#### SUPPLIED RECORDS ####

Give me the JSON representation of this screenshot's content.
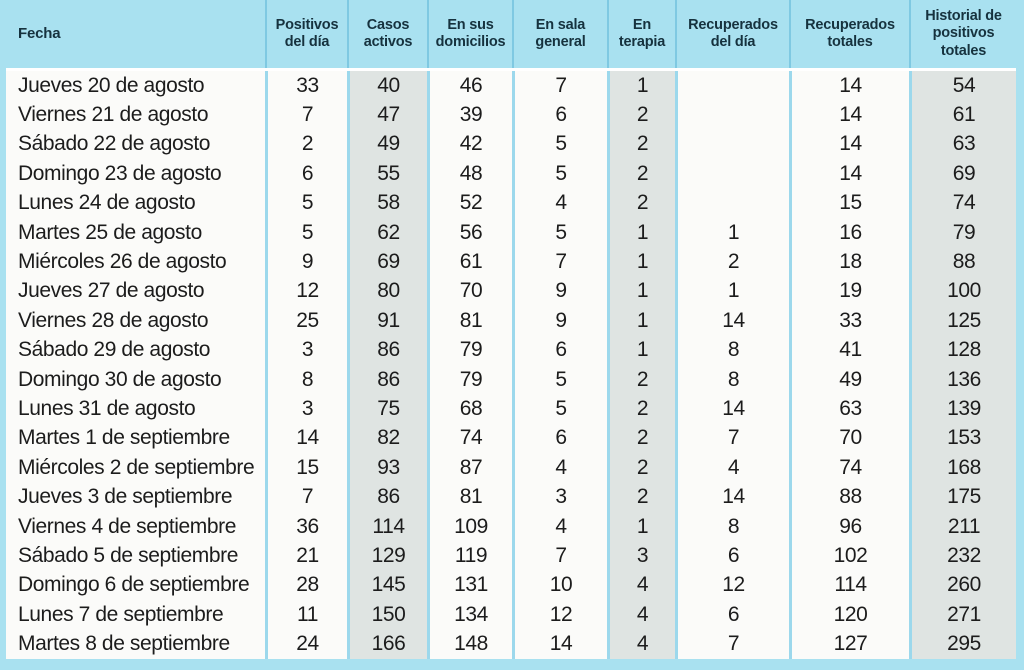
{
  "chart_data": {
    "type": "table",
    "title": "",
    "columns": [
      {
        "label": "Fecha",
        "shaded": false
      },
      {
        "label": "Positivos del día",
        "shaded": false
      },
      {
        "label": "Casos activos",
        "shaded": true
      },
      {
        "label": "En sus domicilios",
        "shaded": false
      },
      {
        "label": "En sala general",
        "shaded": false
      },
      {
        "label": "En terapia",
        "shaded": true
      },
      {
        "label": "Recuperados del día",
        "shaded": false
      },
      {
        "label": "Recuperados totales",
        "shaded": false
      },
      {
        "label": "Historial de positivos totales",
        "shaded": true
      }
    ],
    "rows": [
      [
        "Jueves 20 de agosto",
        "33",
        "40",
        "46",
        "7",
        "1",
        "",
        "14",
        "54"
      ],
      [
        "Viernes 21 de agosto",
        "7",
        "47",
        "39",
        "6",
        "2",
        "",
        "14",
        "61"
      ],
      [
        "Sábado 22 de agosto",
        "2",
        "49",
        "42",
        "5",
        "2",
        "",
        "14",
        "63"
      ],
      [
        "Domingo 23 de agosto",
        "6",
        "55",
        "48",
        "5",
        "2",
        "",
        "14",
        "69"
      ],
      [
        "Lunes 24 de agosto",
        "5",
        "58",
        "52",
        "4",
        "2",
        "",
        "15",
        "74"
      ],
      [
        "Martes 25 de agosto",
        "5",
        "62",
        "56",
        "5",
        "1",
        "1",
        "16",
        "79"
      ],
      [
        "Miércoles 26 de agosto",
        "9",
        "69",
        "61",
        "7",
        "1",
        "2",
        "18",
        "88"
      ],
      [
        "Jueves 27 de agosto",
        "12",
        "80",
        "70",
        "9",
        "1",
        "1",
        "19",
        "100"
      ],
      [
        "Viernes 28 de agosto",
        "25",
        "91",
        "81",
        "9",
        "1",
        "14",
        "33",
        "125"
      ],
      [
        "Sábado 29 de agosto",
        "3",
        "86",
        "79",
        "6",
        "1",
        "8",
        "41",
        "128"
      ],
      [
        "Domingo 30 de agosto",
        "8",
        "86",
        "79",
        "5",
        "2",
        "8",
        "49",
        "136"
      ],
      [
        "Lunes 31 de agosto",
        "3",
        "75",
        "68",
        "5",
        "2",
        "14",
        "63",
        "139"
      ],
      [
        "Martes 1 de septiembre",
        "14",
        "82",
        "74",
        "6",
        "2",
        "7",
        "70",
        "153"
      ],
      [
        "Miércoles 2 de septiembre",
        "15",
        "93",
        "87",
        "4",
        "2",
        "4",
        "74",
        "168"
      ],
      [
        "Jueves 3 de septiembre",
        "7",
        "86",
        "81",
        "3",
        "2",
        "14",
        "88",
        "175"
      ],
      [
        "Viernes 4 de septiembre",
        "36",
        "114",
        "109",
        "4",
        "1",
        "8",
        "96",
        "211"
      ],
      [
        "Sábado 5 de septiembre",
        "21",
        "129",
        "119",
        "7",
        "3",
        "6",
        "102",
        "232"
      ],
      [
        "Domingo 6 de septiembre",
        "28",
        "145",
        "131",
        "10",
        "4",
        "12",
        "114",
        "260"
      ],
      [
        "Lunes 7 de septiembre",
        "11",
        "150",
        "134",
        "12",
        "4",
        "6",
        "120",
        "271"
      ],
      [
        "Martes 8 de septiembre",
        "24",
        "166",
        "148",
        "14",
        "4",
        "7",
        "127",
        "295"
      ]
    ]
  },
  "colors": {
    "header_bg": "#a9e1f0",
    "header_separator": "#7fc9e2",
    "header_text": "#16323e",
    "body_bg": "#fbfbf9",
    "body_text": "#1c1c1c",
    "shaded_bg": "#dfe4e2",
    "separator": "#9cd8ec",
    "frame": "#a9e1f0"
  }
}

####
#### SUPPLIED RECORDS ####

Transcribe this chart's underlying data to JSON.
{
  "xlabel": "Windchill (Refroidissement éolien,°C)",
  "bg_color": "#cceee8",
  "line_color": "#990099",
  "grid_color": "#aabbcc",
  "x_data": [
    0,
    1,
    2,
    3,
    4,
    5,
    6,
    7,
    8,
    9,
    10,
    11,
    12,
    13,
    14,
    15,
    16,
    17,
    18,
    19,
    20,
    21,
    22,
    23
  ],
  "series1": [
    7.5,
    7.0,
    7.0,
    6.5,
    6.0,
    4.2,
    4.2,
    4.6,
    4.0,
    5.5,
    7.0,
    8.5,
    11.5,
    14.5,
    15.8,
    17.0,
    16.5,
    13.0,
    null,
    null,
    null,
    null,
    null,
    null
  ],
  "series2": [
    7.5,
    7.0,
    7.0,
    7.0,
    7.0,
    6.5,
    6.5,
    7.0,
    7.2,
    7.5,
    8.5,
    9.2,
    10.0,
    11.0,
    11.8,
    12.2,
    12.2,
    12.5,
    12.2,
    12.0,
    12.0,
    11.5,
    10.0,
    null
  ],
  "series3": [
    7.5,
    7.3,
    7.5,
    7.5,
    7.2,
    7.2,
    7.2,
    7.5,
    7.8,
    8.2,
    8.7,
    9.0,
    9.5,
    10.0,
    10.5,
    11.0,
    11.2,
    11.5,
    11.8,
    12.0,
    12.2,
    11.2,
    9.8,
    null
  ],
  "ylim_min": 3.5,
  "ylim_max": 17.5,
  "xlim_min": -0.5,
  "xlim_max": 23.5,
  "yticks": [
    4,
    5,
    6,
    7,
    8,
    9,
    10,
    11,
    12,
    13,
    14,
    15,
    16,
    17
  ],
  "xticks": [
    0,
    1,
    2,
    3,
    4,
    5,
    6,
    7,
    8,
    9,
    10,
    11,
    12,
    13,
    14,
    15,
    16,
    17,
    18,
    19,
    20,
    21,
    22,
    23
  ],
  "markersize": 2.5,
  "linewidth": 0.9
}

####

THE TASK = What count of lines in the listing contain the word "Sábado"? Reply with the number only.

REPLY TO THE TASK = 3